((
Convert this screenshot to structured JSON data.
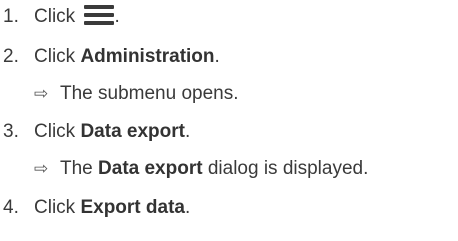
{
  "steps": [
    {
      "number": "1.",
      "prefix": "Click ",
      "icon": "hamburger-menu-icon",
      "suffix": "."
    },
    {
      "number": "2.",
      "prefix": "Click ",
      "bold": "Administration",
      "suffix": "."
    },
    {
      "result_prefix": "The submenu opens.",
      "result_bold": "",
      "result_suffix": ""
    },
    {
      "number": "3.",
      "prefix": "Click ",
      "bold": "Data export",
      "suffix": "."
    },
    {
      "result_prefix": "The ",
      "result_bold": "Data export",
      "result_suffix": " dialog is displayed."
    },
    {
      "number": "4.",
      "prefix": "Click ",
      "bold": "Export data",
      "suffix": "."
    }
  ],
  "result_arrow": "⇨"
}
))
• _YOUR TASK_
Pictures are not part of the copy; output everything else in the records exactly.

• _EXERCISE RESPONSE_
Convert this screenshot to structured JSON data.
{
  "steps": [
    {
      "number": "1.",
      "prefix": "Click ",
      "icon": "hamburger-menu-icon",
      "suffix": "."
    },
    {
      "number": "2.",
      "prefix": "Click ",
      "bold": "Administration",
      "suffix": "."
    },
    {
      "result_prefix": "The submenu opens.",
      "result_bold": "",
      "result_suffix": ""
    },
    {
      "number": "3.",
      "prefix": "Click ",
      "bold": "Data export",
      "suffix": "."
    },
    {
      "result_prefix": "The ",
      "result_bold": "Data export",
      "result_suffix": " dialog is displayed."
    },
    {
      "number": "4.",
      "prefix": "Click ",
      "bold": "Export data",
      "suffix": "."
    }
  ],
  "result_arrow": "⇨"
}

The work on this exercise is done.